:: Prompt ::
Pictures do not belong in the copy, so please give every entry below again exactly.

-- start Excerpted records --

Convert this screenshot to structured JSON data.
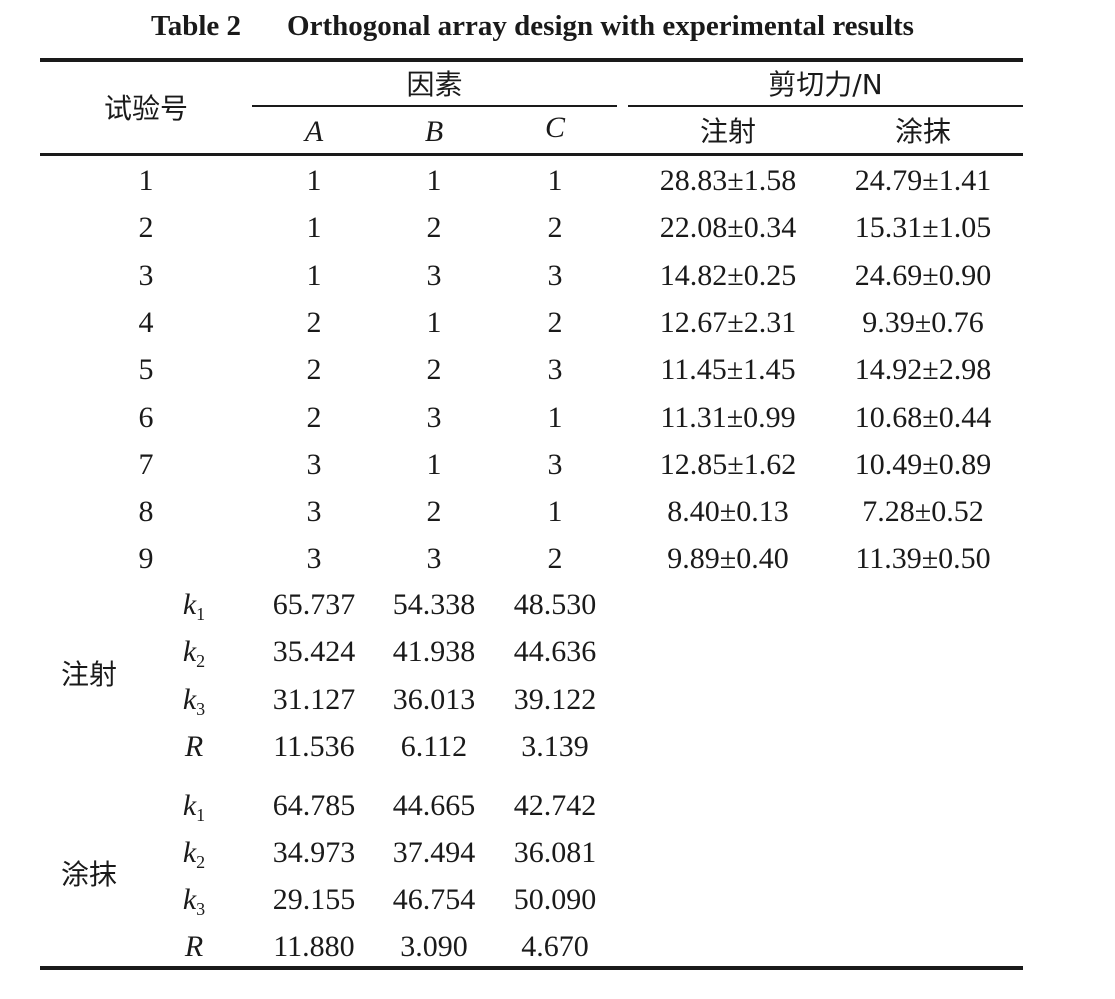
{
  "caption": {
    "label": "Table 2",
    "title": "Orthogonal array design with experimental results"
  },
  "header": {
    "trial_no": "试验号",
    "factors": "因素",
    "factor_cols": [
      "A",
      "B",
      "C"
    ],
    "shear_force": "剪切力/N",
    "method_cols": [
      "注射",
      "涂抹"
    ]
  },
  "rows": [
    {
      "no": "1",
      "a": "1",
      "b": "1",
      "c": "1",
      "inject": "28.83±1.58",
      "smear": "24.79±1.41"
    },
    {
      "no": "2",
      "a": "1",
      "b": "2",
      "c": "2",
      "inject": "22.08±0.34",
      "smear": "15.31±1.05"
    },
    {
      "no": "3",
      "a": "1",
      "b": "3",
      "c": "3",
      "inject": "14.82±0.25",
      "smear": "24.69±0.90"
    },
    {
      "no": "4",
      "a": "2",
      "b": "1",
      "c": "2",
      "inject": "12.67±2.31",
      "smear": "9.39±0.76"
    },
    {
      "no": "5",
      "a": "2",
      "b": "2",
      "c": "3",
      "inject": "11.45±1.45",
      "smear": "14.92±2.98"
    },
    {
      "no": "6",
      "a": "2",
      "b": "3",
      "c": "1",
      "inject": "11.31±0.99",
      "smear": "10.68±0.44"
    },
    {
      "no": "7",
      "a": "3",
      "b": "1",
      "c": "3",
      "inject": "12.85±1.62",
      "smear": "10.49±0.89"
    },
    {
      "no": "8",
      "a": "3",
      "b": "2",
      "c": "1",
      "inject": "8.40±0.13",
      "smear": "7.28±0.52"
    },
    {
      "no": "9",
      "a": "3",
      "b": "3",
      "c": "2",
      "inject": "9.89±0.40",
      "smear": "11.39±0.50"
    }
  ],
  "analysis": [
    {
      "method": "注射",
      "stats": [
        {
          "k": "k",
          "i": "1",
          "a": "65.737",
          "b": "54.338",
          "c": "48.530"
        },
        {
          "k": "k",
          "i": "2",
          "a": "35.424",
          "b": "41.938",
          "c": "44.636"
        },
        {
          "k": "k",
          "i": "3",
          "a": "31.127",
          "b": "36.013",
          "c": "39.122"
        },
        {
          "k": "R",
          "i": "",
          "a": "11.536",
          "b": "6.112",
          "c": "3.139"
        }
      ]
    },
    {
      "method": "涂抹",
      "stats": [
        {
          "k": "k",
          "i": "1",
          "a": "64.785",
          "b": "44.665",
          "c": "42.742"
        },
        {
          "k": "k",
          "i": "2",
          "a": "34.973",
          "b": "37.494",
          "c": "36.081"
        },
        {
          "k": "k",
          "i": "3",
          "a": "29.155",
          "b": "46.754",
          "c": "50.090"
        },
        {
          "k": "R",
          "i": "",
          "a": "11.880",
          "b": "3.090",
          "c": "4.670"
        }
      ]
    }
  ]
}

-- end Excerpted records --

:: Written response ::
Convert this screenshot to structured JSON data.
{
  "caption": {
    "label": "Table 2",
    "title": "Orthogonal array design with experimental results"
  },
  "header": {
    "trial_no": "试验号",
    "factors": "因素",
    "factor_cols": [
      "A",
      "B",
      "C"
    ],
    "shear_force": "剪切力/N",
    "method_cols": [
      "注射",
      "涂抹"
    ]
  },
  "rows": [
    {
      "no": "1",
      "a": "1",
      "b": "1",
      "c": "1",
      "inject": "28.83±1.58",
      "smear": "24.79±1.41"
    },
    {
      "no": "2",
      "a": "1",
      "b": "2",
      "c": "2",
      "inject": "22.08±0.34",
      "smear": "15.31±1.05"
    },
    {
      "no": "3",
      "a": "1",
      "b": "3",
      "c": "3",
      "inject": "14.82±0.25",
      "smear": "24.69±0.90"
    },
    {
      "no": "4",
      "a": "2",
      "b": "1",
      "c": "2",
      "inject": "12.67±2.31",
      "smear": "9.39±0.76"
    },
    {
      "no": "5",
      "a": "2",
      "b": "2",
      "c": "3",
      "inject": "11.45±1.45",
      "smear": "14.92±2.98"
    },
    {
      "no": "6",
      "a": "2",
      "b": "3",
      "c": "1",
      "inject": "11.31±0.99",
      "smear": "10.68±0.44"
    },
    {
      "no": "7",
      "a": "3",
      "b": "1",
      "c": "3",
      "inject": "12.85±1.62",
      "smear": "10.49±0.89"
    },
    {
      "no": "8",
      "a": "3",
      "b": "2",
      "c": "1",
      "inject": "8.40±0.13",
      "smear": "7.28±0.52"
    },
    {
      "no": "9",
      "a": "3",
      "b": "3",
      "c": "2",
      "inject": "9.89±0.40",
      "smear": "11.39±0.50"
    }
  ],
  "analysis": [
    {
      "method": "注射",
      "stats": [
        {
          "k": "k",
          "i": "1",
          "a": "65.737",
          "b": "54.338",
          "c": "48.530"
        },
        {
          "k": "k",
          "i": "2",
          "a": "35.424",
          "b": "41.938",
          "c": "44.636"
        },
        {
          "k": "k",
          "i": "3",
          "a": "31.127",
          "b": "36.013",
          "c": "39.122"
        },
        {
          "k": "R",
          "i": "",
          "a": "11.536",
          "b": "6.112",
          "c": "3.139"
        }
      ]
    },
    {
      "method": "涂抹",
      "stats": [
        {
          "k": "k",
          "i": "1",
          "a": "64.785",
          "b": "44.665",
          "c": "42.742"
        },
        {
          "k": "k",
          "i": "2",
          "a": "34.973",
          "b": "37.494",
          "c": "36.081"
        },
        {
          "k": "k",
          "i": "3",
          "a": "29.155",
          "b": "46.754",
          "c": "50.090"
        },
        {
          "k": "R",
          "i": "",
          "a": "11.880",
          "b": "3.090",
          "c": "4.670"
        }
      ]
    }
  ]
}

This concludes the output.